### Your goal:
Can you copy out, unchanged, everything from the start of the entries down to the line that contains "endpoint-item: /r/blockinfo/<QUERY> : block", including that line?

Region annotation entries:
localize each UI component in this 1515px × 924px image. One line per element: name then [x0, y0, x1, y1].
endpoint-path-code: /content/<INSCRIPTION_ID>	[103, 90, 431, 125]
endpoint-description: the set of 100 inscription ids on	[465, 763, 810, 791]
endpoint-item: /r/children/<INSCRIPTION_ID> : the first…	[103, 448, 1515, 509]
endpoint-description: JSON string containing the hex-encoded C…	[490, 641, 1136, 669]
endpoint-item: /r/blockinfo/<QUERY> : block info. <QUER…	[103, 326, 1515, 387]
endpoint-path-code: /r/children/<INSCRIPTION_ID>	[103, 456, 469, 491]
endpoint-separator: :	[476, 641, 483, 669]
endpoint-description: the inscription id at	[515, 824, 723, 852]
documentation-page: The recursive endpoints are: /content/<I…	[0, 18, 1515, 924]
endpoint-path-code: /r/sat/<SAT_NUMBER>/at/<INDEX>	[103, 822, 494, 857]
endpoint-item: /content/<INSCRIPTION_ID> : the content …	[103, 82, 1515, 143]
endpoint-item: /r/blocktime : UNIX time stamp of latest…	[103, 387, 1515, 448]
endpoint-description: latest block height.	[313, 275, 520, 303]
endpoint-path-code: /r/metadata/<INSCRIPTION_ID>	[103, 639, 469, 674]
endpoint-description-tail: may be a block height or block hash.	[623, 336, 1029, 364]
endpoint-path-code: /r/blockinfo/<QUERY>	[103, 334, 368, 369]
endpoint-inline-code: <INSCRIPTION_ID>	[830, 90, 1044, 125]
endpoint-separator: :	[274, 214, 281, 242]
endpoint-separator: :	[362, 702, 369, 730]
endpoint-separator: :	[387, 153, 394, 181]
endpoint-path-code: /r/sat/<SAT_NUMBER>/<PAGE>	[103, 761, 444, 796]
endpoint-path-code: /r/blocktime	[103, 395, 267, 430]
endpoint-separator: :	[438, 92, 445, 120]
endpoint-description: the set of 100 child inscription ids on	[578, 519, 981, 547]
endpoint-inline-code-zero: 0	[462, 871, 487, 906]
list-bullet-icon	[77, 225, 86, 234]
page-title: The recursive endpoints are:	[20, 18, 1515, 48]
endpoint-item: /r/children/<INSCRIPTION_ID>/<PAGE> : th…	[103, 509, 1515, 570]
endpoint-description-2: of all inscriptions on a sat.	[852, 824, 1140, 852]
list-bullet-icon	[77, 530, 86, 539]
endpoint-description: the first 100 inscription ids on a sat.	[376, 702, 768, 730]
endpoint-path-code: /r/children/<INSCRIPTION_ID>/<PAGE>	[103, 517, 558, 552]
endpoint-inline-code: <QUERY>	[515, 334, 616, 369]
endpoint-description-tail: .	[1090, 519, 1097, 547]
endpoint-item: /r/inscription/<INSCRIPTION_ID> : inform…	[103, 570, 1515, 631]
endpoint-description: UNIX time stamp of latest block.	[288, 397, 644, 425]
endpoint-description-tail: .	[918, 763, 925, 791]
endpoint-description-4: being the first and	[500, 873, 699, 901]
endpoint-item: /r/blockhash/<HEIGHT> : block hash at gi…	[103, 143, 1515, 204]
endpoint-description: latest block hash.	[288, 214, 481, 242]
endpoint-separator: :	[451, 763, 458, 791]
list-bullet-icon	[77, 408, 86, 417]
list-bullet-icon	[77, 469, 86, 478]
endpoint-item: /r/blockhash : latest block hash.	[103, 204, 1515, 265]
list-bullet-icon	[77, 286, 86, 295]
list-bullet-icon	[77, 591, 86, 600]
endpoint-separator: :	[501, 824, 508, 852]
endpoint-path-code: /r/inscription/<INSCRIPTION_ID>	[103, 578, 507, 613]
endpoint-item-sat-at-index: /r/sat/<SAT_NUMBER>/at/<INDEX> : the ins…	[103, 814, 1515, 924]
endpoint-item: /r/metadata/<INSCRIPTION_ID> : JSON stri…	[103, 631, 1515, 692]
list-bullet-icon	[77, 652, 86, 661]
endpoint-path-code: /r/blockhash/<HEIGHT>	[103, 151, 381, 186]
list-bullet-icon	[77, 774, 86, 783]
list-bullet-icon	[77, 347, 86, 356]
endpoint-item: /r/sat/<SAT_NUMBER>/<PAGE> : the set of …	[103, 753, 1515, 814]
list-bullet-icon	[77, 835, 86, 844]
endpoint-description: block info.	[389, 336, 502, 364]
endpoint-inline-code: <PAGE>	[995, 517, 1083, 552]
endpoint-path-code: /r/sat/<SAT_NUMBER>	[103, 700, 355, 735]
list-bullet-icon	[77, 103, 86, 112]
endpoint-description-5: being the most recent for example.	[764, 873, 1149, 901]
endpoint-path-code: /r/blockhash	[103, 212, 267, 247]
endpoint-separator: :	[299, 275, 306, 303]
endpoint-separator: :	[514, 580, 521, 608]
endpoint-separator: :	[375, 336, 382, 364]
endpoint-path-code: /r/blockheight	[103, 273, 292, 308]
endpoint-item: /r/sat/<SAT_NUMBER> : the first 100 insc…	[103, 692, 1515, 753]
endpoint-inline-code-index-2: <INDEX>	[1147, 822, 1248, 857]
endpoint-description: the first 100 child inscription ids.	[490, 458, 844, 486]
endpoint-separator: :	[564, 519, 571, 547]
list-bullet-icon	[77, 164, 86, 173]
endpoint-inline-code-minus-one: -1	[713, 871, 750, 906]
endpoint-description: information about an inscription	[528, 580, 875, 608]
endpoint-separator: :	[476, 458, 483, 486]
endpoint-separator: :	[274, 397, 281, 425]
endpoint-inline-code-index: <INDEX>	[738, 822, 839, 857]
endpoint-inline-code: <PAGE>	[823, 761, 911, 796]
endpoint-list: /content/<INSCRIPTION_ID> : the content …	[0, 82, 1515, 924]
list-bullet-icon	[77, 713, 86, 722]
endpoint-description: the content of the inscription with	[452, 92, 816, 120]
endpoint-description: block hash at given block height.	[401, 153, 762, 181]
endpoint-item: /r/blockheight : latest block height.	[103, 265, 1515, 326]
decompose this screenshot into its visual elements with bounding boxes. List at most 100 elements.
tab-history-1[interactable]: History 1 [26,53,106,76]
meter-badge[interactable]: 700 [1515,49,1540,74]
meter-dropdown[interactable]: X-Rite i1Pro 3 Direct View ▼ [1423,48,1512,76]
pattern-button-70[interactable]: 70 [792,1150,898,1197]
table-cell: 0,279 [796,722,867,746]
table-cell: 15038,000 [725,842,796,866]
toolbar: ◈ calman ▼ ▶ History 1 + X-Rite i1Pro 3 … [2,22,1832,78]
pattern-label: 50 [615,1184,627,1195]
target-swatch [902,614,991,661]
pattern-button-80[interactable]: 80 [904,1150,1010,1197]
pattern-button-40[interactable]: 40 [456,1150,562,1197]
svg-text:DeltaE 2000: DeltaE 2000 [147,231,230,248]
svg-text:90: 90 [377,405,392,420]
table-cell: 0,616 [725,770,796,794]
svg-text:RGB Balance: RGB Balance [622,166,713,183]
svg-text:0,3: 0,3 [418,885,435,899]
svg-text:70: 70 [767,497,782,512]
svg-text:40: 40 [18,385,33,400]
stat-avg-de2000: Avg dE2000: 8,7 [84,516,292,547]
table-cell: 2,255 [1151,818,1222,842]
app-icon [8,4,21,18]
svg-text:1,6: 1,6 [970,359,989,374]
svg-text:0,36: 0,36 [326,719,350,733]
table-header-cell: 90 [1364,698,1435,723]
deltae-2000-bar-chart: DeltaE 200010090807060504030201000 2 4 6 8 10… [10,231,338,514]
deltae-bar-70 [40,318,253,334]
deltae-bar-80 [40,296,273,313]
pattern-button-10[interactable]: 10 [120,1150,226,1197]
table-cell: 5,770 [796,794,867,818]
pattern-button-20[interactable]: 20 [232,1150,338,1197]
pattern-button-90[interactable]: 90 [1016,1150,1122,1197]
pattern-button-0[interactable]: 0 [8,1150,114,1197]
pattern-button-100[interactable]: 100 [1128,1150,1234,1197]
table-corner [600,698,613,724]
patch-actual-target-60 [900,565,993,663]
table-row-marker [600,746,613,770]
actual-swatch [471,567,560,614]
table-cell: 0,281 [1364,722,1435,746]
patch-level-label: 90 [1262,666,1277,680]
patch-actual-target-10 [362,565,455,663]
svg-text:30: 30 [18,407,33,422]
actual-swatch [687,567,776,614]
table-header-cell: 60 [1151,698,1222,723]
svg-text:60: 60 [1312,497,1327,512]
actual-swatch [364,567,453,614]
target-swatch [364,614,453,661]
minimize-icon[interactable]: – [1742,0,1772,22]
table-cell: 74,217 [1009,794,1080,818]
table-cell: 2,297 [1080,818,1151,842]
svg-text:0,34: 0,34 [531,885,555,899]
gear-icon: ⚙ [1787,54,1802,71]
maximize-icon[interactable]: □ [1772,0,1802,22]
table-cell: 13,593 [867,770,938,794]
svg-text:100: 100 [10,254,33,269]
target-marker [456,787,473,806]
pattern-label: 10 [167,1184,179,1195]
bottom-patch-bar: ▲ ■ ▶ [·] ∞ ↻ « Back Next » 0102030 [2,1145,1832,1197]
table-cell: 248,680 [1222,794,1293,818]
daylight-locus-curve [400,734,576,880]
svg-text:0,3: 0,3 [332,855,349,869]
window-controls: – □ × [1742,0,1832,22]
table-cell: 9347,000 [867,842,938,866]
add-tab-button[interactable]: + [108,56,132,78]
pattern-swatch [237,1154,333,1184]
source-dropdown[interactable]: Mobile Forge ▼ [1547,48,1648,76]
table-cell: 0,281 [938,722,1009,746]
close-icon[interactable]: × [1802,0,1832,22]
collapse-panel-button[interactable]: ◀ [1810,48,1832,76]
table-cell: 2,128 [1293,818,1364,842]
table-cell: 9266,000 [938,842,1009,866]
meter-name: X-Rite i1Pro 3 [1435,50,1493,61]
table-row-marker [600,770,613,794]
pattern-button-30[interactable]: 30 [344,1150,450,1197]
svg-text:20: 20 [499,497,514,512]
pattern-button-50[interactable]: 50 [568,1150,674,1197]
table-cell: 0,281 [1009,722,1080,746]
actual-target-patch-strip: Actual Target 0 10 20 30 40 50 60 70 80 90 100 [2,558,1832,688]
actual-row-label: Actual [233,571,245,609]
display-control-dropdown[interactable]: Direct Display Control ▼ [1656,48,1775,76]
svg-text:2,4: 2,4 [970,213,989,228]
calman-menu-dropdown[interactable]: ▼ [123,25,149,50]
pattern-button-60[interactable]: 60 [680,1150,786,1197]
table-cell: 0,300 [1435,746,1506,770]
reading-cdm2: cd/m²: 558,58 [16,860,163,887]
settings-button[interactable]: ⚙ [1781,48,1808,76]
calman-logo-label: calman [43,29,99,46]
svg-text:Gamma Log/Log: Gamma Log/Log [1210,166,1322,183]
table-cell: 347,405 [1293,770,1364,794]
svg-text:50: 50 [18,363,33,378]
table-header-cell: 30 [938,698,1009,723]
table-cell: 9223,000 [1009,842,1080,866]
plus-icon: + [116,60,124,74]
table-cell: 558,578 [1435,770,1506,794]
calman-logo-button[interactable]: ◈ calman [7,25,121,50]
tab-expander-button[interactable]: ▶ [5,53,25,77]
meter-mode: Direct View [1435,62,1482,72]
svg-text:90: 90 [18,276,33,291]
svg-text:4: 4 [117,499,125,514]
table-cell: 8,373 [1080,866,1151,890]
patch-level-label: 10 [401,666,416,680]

### Task solution:
localize each UI component in this 1515px × 924px image. One line per element: name then [x0, y0, x1, y1].
endpoint-path-code: /content/<INSCRIPTION_ID>	[103, 90, 431, 125]
endpoint-description: the set of 100 inscription ids on	[465, 763, 810, 791]
endpoint-item: /r/children/<INSCRIPTION_ID> : the first…	[103, 448, 1515, 509]
endpoint-description: JSON string containing the hex-encoded C…	[490, 641, 1136, 669]
endpoint-item: /r/blockinfo/<QUERY> : block info. <QUER…	[103, 326, 1515, 387]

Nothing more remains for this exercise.